- What you have to do:
The records that follow are to be transcribed in full, without their images.

(Dataset excerpts)
• • • • • • •

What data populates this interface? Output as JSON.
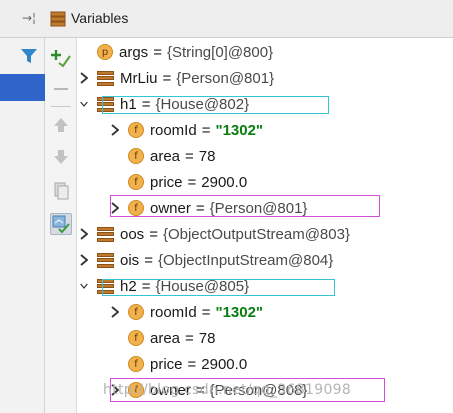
{
  "panel": {
    "title": "Variables",
    "pin_glyph": "→¦"
  },
  "toolbar": {
    "items": [
      {
        "icon": "add-watch-icon"
      },
      {
        "icon": "remove-watch-icon"
      },
      {
        "icon": "move-up-icon"
      },
      {
        "icon": "move-down-icon"
      },
      {
        "icon": "copy-icon"
      },
      {
        "icon": "show-watches-icon"
      }
    ]
  },
  "variables": [
    {
      "badge": "p",
      "name": "args",
      "value": "{String[0]@800}"
    },
    {
      "badge": "stack",
      "name": "MrLiu",
      "value": "{Person@801}"
    },
    {
      "badge": "stack",
      "name": "h1",
      "value": "{House@802}"
    },
    {
      "badge": "f",
      "name": "roomId",
      "value": "\"1302\""
    },
    {
      "badge": "f",
      "name": "area",
      "value": "78"
    },
    {
      "badge": "f",
      "name": "price",
      "value": "2900.0"
    },
    {
      "badge": "f",
      "name": "owner",
      "value": "{Person@801}"
    },
    {
      "badge": "stack",
      "name": "oos",
      "value": "{ObjectOutputStream@803}"
    },
    {
      "badge": "stack",
      "name": "ois",
      "value": "{ObjectInputStream@804}"
    },
    {
      "badge": "stack",
      "name": "h2",
      "value": "{House@805}"
    },
    {
      "badge": "f",
      "name": "roomId",
      "value": "\"1302\""
    },
    {
      "badge": "f",
      "name": "area",
      "value": "78"
    },
    {
      "badge": "f",
      "name": "price",
      "value": "2900.0"
    },
    {
      "badge": "f",
      "name": "owner",
      "value": "{Person@808}"
    }
  ],
  "watermark": "http://blog.csdn.net/qq_36819098",
  "colors": {
    "string_value": "#087e0f",
    "highlight_cyan": "#37c6d8",
    "highlight_magenta": "#d24fd6",
    "selection": "#2f65ca"
  }
}
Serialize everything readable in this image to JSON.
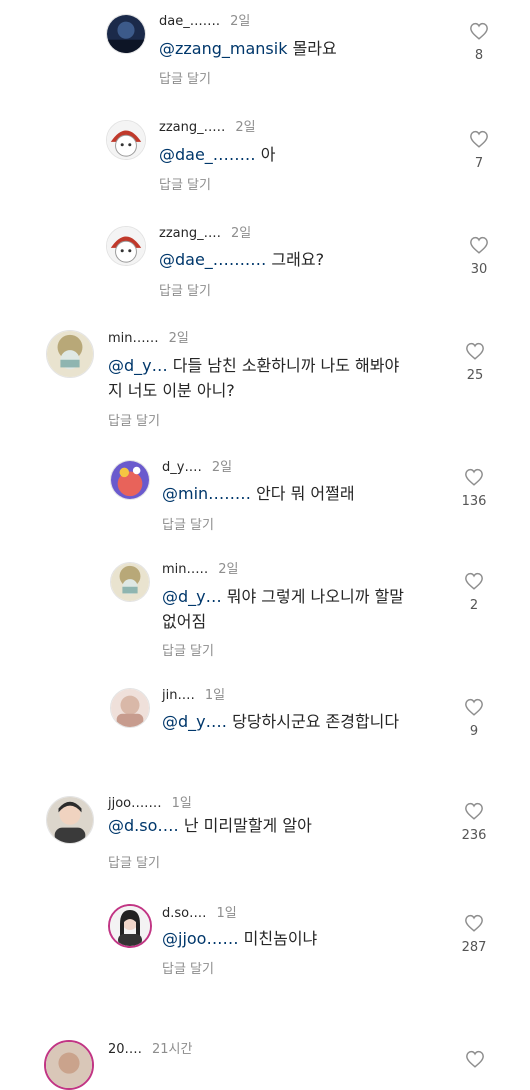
{
  "comments": [
    {
      "username": "dae_․․․․․․․",
      "time": "2일",
      "mention": "@zzang_mansik",
      "body": " 몰라요",
      "reply": "답글 달기",
      "likes": "8",
      "avatar": "dark-avatar"
    },
    {
      "username": "zzang_․․․․․",
      "time": "2일",
      "mention": "@dae_․․․․․․․․",
      "body": " 아",
      "reply": "답글 달기",
      "likes": "7",
      "avatar": "cartoon-avatar"
    },
    {
      "username": "zzang_․․․․",
      "time": "2일",
      "mention": "@dae_․․․․․․․․․․",
      "body": " 그래요?",
      "reply": "답글 달기",
      "likes": "30",
      "avatar": "cartoon-avatar"
    },
    {
      "username": "min․․․․․․",
      "time": "2일",
      "mention": "@d_y․․․",
      "body": " 다들 남친 소환하니까 나도 해봐야",
      "body2": "지 너도 이분 아니?",
      "reply": "답글 달기",
      "likes": "25",
      "avatar": "beige-avatar"
    },
    {
      "username": "d_y․․․․",
      "time": "2일",
      "mention": "@min․․․․․․․․",
      "body": " 안다 뭐 어쩔래",
      "reply": "답글 달기",
      "likes": "136",
      "avatar": "photo-avatar"
    },
    {
      "username": "min․․․․․",
      "time": "2일",
      "mention": "@d_y․․․",
      "body": " 뭐야 그렇게 나오니까 할말",
      "body2": "없어짐",
      "reply": "답글 달기",
      "likes": "2",
      "avatar": "beige-avatar"
    },
    {
      "username": "jin․․․․",
      "time": "1일",
      "mention": "@d_y․․․․",
      "body": " 당당하시군요 존경합니다",
      "reply": "",
      "likes": "9",
      "avatar": "pink-avatar"
    },
    {
      "username": "jjoo․․․․․․․",
      "time": "1일",
      "mention": "@d.so․․․․",
      "body": " 난 미리말할게 알아",
      "reply": "답글 달기",
      "likes": "236",
      "avatar": "person-avatar"
    },
    {
      "username": "d.so․․․․",
      "time": "1일",
      "mention": "@jjoo․․․․․․",
      "body": " 미친놈이냐",
      "reply": "답글 달기",
      "likes": "287",
      "avatar": "story-avatar"
    },
    {
      "username": "20․․․․",
      "time": "21시간",
      "mention": "",
      "body": "",
      "reply": "",
      "likes": "",
      "avatar": "story-avatar"
    }
  ],
  "colors": {
    "mention": "#00376b",
    "secondary": "#8e8e8e",
    "text": "#262626"
  }
}
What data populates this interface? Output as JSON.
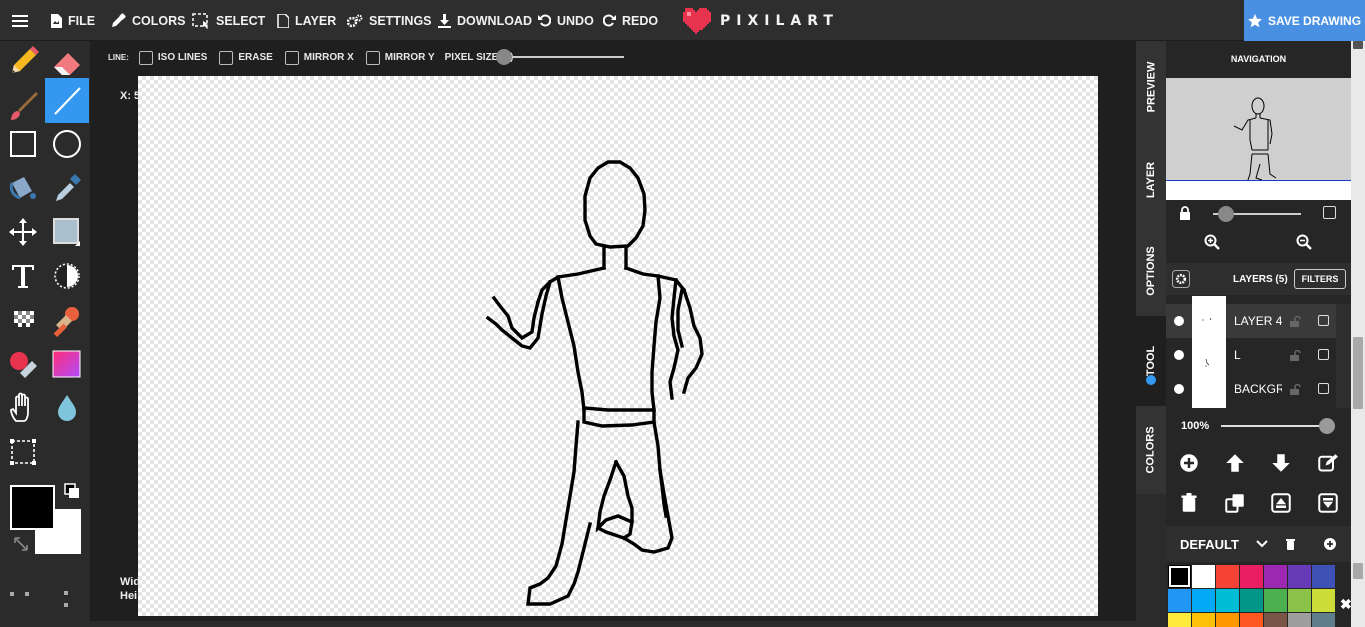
{
  "topbar": {
    "menu_icon": "hamburger-icon",
    "file": "FILE",
    "colors": "COLORS",
    "select": "SELECT",
    "layer": "LAYER",
    "settings": "SETTINGS",
    "download": "DOWNLOAD",
    "undo": "UNDO",
    "redo": "REDO",
    "logo": "PIXILART",
    "save": "SAVE DRAWING",
    "accent": "#4a90e2",
    "logo_color": "#e8334f"
  },
  "options": {
    "line_label": "LINE:",
    "iso_lines": "ISO LINES",
    "erase": "ERASE",
    "mirror_x": "MIRROR X",
    "mirror_y": "MIRROR Y",
    "pixel_size": "PIXEL SIZE (1)"
  },
  "canvas": {
    "coord_x": "X: 5",
    "width_label": "Wid",
    "height_label": "Hei"
  },
  "tabs": {
    "preview": "PREVIEW",
    "layer": "LAYER",
    "options": "OPTIONS",
    "tool": "TOOL",
    "colors": "COLORS"
  },
  "panel": {
    "navigation": "NAVIGATION",
    "layers_count": "LAYERS (5)",
    "filters": "FILTERS",
    "layers": [
      {
        "name": "LAYER 4"
      },
      {
        "name": "L"
      },
      {
        "name": "BACKGRO"
      }
    ],
    "zoom": "100%",
    "palette_name": "DEFAULT"
  },
  "palette": [
    "#000000",
    "#ffffff",
    "#f44336",
    "#e91e63",
    "#9c27b0",
    "#673ab7",
    "#3f51b5",
    "#2196f3",
    "#03a9f4",
    "#00bcd4",
    "#009688",
    "#4caf50",
    "#8bc34a",
    "#cddc39",
    "#ffeb3b",
    "#ffc107",
    "#ff9800",
    "#ff5722",
    "#795548",
    "#9e9e9e",
    "#607d8b"
  ]
}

• • • • • • •

- Output for this task:
What data populates this interface? Output as JSON.
{
  "panel": {
    "title": "Variables",
    "pin_glyph": "→¦"
  },
  "toolbar": {
    "items": [
      {
        "icon": "add-watch-icon"
      },
      {
        "icon": "remove-watch-icon"
      },
      {
        "icon": "move-up-icon"
      },
      {
        "icon": "move-down-icon"
      },
      {
        "icon": "copy-icon"
      },
      {
        "icon": "show-watches-icon"
      }
    ]
  },
  "variables": [
    {
      "badge": "p",
      "name": "args",
      "value": "{String[0]@800}"
    },
    {
      "badge": "stack",
      "name": "MrLiu",
      "value": "{Person@801}"
    },
    {
      "badge": "stack",
      "name": "h1",
      "value": "{House@802}"
    },
    {
      "badge": "f",
      "name": "roomId",
      "value": "\"1302\""
    },
    {
      "badge": "f",
      "name": "area",
      "value": "78"
    },
    {
      "badge": "f",
      "name": "price",
      "value": "2900.0"
    },
    {
      "badge": "f",
      "name": "owner",
      "value": "{Person@801}"
    },
    {
      "badge": "stack",
      "name": "oos",
      "value": "{ObjectOutputStream@803}"
    },
    {
      "badge": "stack",
      "name": "ois",
      "value": "{ObjectInputStream@804}"
    },
    {
      "badge": "stack",
      "name": "h2",
      "value": "{House@805}"
    },
    {
      "badge": "f",
      "name": "roomId",
      "value": "\"1302\""
    },
    {
      "badge": "f",
      "name": "area",
      "value": "78"
    },
    {
      "badge": "f",
      "name": "price",
      "value": "2900.0"
    },
    {
      "badge": "f",
      "name": "owner",
      "value": "{Person@808}"
    }
  ],
  "watermark": "http://blog.csdn.net/qq_36819098",
  "colors": {
    "string_value": "#087e0f",
    "highlight_cyan": "#37c6d8",
    "highlight_magenta": "#d24fd6",
    "selection": "#2f65ca"
  }
}
Serialize everything readable in this image to JSON.
{
  "comments": [
    {
      "username": "dae_․․․․․․․",
      "time": "2일",
      "mention": "@zzang_mansik",
      "body": " 몰라요",
      "reply": "답글 달기",
      "likes": "8",
      "avatar": "dark-avatar"
    },
    {
      "username": "zzang_․․․․․",
      "time": "2일",
      "mention": "@dae_․․․․․․․․",
      "body": " 아",
      "reply": "답글 달기",
      "likes": "7",
      "avatar": "cartoon-avatar"
    },
    {
      "username": "zzang_․․․․",
      "time": "2일",
      "mention": "@dae_․․․․․․․․․․",
      "body": " 그래요?",
      "reply": "답글 달기",
      "likes": "30",
      "avatar": "cartoon-avatar"
    },
    {
      "username": "min․․․․․․",
      "time": "2일",
      "mention": "@d_y․․․",
      "body": " 다들 남친 소환하니까 나도 해봐야",
      "body2": "지 너도 이분 아니?",
      "reply": "답글 달기",
      "likes": "25",
      "avatar": "beige-avatar"
    },
    {
      "username": "d_y․․․․",
      "time": "2일",
      "mention": "@min․․․․․․․․",
      "body": " 안다 뭐 어쩔래",
      "reply": "답글 달기",
      "likes": "136",
      "avatar": "photo-avatar"
    },
    {
      "username": "min․․․․․",
      "time": "2일",
      "mention": "@d_y․․․",
      "body": " 뭐야 그렇게 나오니까 할말",
      "body2": "없어짐",
      "reply": "답글 달기",
      "likes": "2",
      "avatar": "beige-avatar"
    },
    {
      "username": "jin․․․․",
      "time": "1일",
      "mention": "@d_y․․․․",
      "body": " 당당하시군요 존경합니다",
      "reply": "",
      "likes": "9",
      "avatar": "pink-avatar"
    },
    {
      "username": "jjoo․․․․․․․",
      "time": "1일",
      "mention": "@d.so․․․․",
      "body": " 난 미리말할게 알아",
      "reply": "답글 달기",
      "likes": "236",
      "avatar": "person-avatar"
    },
    {
      "username": "d.so․․․․",
      "time": "1일",
      "mention": "@jjoo․․․․․․",
      "body": " 미친놈이냐",
      "reply": "답글 달기",
      "likes": "287",
      "avatar": "story-avatar"
    },
    {
      "username": "20․․․․",
      "time": "21시간",
      "mention": "",
      "body": "",
      "reply": "",
      "likes": "",
      "avatar": "story-avatar"
    }
  ],
  "colors": {
    "mention": "#00376b",
    "secondary": "#8e8e8e",
    "text": "#262626"
  }
}
What data populates this interface? Output as JSON.
{
  "topbar": {
    "menu_icon": "hamburger-icon",
    "file": "FILE",
    "colors": "COLORS",
    "select": "SELECT",
    "layer": "LAYER",
    "settings": "SETTINGS",
    "download": "DOWNLOAD",
    "undo": "UNDO",
    "redo": "REDO",
    "logo": "PIXILART",
    "save": "SAVE DRAWING",
    "accent": "#4a90e2",
    "logo_color": "#e8334f"
  },
  "options": {
    "line_label": "LINE:",
    "iso_lines": "ISO LINES",
    "erase": "ERASE",
    "mirror_x": "MIRROR X",
    "mirror_y": "MIRROR Y",
    "pixel_size": "PIXEL SIZE (1)"
  },
  "canvas": {
    "coord_x": "X: 5",
    "width_label": "Wid",
    "height_label": "Hei"
  },
  "tabs": {
    "preview": "PREVIEW",
    "layer": "LAYER",
    "options": "OPTIONS",
    "tool": "TOOL",
    "colors": "COLORS"
  },
  "panel": {
    "navigation": "NAVIGATION",
    "layers_count": "LAYERS (5)",
    "filters": "FILTERS",
    "layers": [
      {
        "name": "LAYER 4"
      },
      {
        "name": "L"
      },
      {
        "name": "BACKGRO"
      }
    ],
    "zoom": "100%",
    "palette_name": "DEFAULT"
  },
  "palette": [
    "#000000",
    "#ffffff",
    "#f44336",
    "#e91e63",
    "#9c27b0",
    "#673ab7",
    "#3f51b5",
    "#2196f3",
    "#03a9f4",
    "#00bcd4",
    "#009688",
    "#4caf50",
    "#8bc34a",
    "#cddc39",
    "#ffeb3b",
    "#ffc107",
    "#ff9800",
    "#ff5722",
    "#795548",
    "#9e9e9e",
    "#607d8b"
  ]
}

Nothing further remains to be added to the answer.